_MATERIAL SUPPLIED:_
· · · · ·
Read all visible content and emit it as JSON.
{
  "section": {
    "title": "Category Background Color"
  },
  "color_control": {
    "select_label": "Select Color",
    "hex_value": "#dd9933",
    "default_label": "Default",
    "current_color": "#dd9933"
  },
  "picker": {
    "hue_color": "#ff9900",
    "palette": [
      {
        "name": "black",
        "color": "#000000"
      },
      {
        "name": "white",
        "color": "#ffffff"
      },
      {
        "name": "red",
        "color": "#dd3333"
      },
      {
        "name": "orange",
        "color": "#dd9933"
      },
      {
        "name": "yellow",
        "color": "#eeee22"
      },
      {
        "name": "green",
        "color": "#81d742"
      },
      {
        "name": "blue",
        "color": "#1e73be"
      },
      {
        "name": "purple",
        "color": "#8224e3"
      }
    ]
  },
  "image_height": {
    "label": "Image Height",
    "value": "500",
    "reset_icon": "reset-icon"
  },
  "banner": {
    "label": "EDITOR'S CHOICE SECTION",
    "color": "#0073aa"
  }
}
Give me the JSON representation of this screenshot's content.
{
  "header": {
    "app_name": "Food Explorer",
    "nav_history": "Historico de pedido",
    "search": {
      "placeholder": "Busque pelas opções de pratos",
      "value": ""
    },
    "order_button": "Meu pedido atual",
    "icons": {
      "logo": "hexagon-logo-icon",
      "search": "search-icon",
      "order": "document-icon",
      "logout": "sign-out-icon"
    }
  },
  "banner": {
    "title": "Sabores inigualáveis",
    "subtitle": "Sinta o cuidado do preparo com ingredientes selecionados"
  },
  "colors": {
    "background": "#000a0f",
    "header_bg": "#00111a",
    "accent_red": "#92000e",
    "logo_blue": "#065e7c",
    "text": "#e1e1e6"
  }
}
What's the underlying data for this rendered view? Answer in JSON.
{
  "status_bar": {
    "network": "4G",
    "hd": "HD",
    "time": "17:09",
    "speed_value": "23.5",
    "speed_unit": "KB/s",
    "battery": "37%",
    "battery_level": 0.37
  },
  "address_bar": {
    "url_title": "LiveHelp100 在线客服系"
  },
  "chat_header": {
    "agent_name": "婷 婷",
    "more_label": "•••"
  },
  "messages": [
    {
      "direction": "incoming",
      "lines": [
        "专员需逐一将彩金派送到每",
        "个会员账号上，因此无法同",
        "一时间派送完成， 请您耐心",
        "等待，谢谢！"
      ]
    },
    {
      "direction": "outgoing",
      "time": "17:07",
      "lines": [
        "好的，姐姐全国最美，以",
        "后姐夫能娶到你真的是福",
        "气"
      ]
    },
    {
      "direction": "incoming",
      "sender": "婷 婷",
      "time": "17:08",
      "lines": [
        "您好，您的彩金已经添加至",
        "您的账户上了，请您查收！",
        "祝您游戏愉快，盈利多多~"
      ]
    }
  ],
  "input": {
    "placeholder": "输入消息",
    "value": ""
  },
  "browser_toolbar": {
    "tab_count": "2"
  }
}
· · · · ·
_BRIEF:_
Copy each record from above without leaving any out.

_THE REPLY:_
Read all visible content and emit it as JSON.
{
  "section": {
    "title": "Category Background Color"
  },
  "color_control": {
    "select_label": "Select Color",
    "hex_value": "#dd9933",
    "default_label": "Default",
    "current_color": "#dd9933"
  },
  "picker": {
    "hue_color": "#ff9900",
    "palette": [
      {
        "name": "black",
        "color": "#000000"
      },
      {
        "name": "white",
        "color": "#ffffff"
      },
      {
        "name": "red",
        "color": "#dd3333"
      },
      {
        "name": "orange",
        "color": "#dd9933"
      },
      {
        "name": "yellow",
        "color": "#eeee22"
      },
      {
        "name": "green",
        "color": "#81d742"
      },
      {
        "name": "blue",
        "color": "#1e73be"
      },
      {
        "name": "purple",
        "color": "#8224e3"
      }
    ]
  },
  "image_height": {
    "label": "Image Height",
    "value": "500",
    "reset_icon": "reset-icon"
  },
  "banner": {
    "label": "EDITOR'S CHOICE SECTION",
    "color": "#0073aa"
  }
}
Give me the JSON representation of this screenshot's content.
{
  "header": {
    "app_name": "Food Explorer",
    "nav_history": "Historico de pedido",
    "search": {
      "placeholder": "Busque pelas opções de pratos",
      "value": ""
    },
    "order_button": "Meu pedido atual",
    "icons": {
      "logo": "hexagon-logo-icon",
      "search": "search-icon",
      "order": "document-icon",
      "logout": "sign-out-icon"
    }
  },
  "banner": {
    "title": "Sabores inigualáveis",
    "subtitle": "Sinta o cuidado do preparo com ingredientes selecionados"
  },
  "colors": {
    "background": "#000a0f",
    "header_bg": "#00111a",
    "accent_red": "#92000e",
    "logo_blue": "#065e7c",
    "text": "#e1e1e6"
  }
}
What's the underlying data for this rendered view? Answer in JSON.
{
  "status_bar": {
    "network": "4G",
    "hd": "HD",
    "time": "17:09",
    "speed_value": "23.5",
    "speed_unit": "KB/s",
    "battery": "37%",
    "battery_level": 0.37
  },
  "address_bar": {
    "url_title": "LiveHelp100 在线客服系"
  },
  "chat_header": {
    "agent_name": "婷 婷",
    "more_label": "•••"
  },
  "messages": [
    {
      "direction": "incoming",
      "lines": [
        "专员需逐一将彩金派送到每",
        "个会员账号上，因此无法同",
        "一时间派送完成， 请您耐心",
        "等待，谢谢！"
      ]
    },
    {
      "direction": "outgoing",
      "time": "17:07",
      "lines": [
        "好的，姐姐全国最美，以",
        "后姐夫能娶到你真的是福",
        "气"
      ]
    },
    {
      "direction": "incoming",
      "sender": "婷 婷",
      "time": "17:08",
      "lines": [
        "您好，您的彩金已经添加至",
        "您的账户上了，请您查收！",
        "祝您游戏愉快，盈利多多~"
      ]
    }
  ],
  "input": {
    "placeholder": "输入消息",
    "value": ""
  },
  "browser_toolbar": {
    "tab_count": "2"
  }
}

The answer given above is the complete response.